YOUR OBJECTIVE: Find the string "решил" in the listing and report every line that has it.

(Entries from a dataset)
* * * * * * * * *

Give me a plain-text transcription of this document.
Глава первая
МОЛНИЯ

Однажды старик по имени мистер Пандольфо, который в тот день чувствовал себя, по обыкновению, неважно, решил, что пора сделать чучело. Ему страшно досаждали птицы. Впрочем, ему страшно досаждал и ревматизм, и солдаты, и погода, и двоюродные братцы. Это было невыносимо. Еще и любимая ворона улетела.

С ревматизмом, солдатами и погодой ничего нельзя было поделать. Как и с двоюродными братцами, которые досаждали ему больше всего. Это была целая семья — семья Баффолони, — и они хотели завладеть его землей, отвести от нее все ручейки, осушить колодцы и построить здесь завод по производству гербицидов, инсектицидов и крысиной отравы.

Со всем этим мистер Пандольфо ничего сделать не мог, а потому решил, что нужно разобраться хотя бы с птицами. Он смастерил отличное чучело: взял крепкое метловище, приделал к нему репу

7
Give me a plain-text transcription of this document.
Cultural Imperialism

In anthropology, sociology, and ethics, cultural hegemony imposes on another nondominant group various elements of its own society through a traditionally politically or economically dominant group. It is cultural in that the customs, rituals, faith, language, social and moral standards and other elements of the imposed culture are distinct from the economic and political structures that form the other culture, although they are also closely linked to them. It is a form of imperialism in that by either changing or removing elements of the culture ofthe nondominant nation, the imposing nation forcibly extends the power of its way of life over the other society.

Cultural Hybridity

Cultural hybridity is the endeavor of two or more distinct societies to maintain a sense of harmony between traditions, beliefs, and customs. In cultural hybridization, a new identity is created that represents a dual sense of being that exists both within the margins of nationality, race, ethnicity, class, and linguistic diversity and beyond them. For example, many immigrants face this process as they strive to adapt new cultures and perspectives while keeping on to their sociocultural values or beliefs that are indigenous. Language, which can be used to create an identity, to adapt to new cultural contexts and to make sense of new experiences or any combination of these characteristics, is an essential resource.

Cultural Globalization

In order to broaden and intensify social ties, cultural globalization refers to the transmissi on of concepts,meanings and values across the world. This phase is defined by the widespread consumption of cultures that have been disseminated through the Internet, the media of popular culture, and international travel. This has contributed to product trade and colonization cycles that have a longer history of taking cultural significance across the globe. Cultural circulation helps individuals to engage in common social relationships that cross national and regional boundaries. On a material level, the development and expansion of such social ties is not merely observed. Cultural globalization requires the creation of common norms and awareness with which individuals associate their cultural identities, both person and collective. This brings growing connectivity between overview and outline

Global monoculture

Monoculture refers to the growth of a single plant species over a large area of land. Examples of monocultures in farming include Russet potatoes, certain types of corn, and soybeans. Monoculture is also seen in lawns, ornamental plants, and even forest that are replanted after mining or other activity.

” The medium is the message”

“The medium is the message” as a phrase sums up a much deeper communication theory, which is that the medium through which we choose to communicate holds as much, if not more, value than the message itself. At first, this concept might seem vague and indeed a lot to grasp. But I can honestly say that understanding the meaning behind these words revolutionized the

* * * * * * * * *

REPLY TO THE EXERCISE:
Однажды старик по имени мистер Пандольфо, который в тот день чувствовал себя, по обыкновению, неважно, решил, что пора сделать чучело. Ему страшно досаждали птицы. Впрочем, ему страшно досаждал и ревматизм, и солдаты, и погода, и двоюродные братцы. Это было невыносимо. Еще и любимая ворона улетела.
Со всем этим мистер Пандольфо ничего сделать не мог, а потому решил, что нужно разобраться хотя бы с птицами. Он смастерил отличное чучело: взял крепкое метловище, приделал к нему репу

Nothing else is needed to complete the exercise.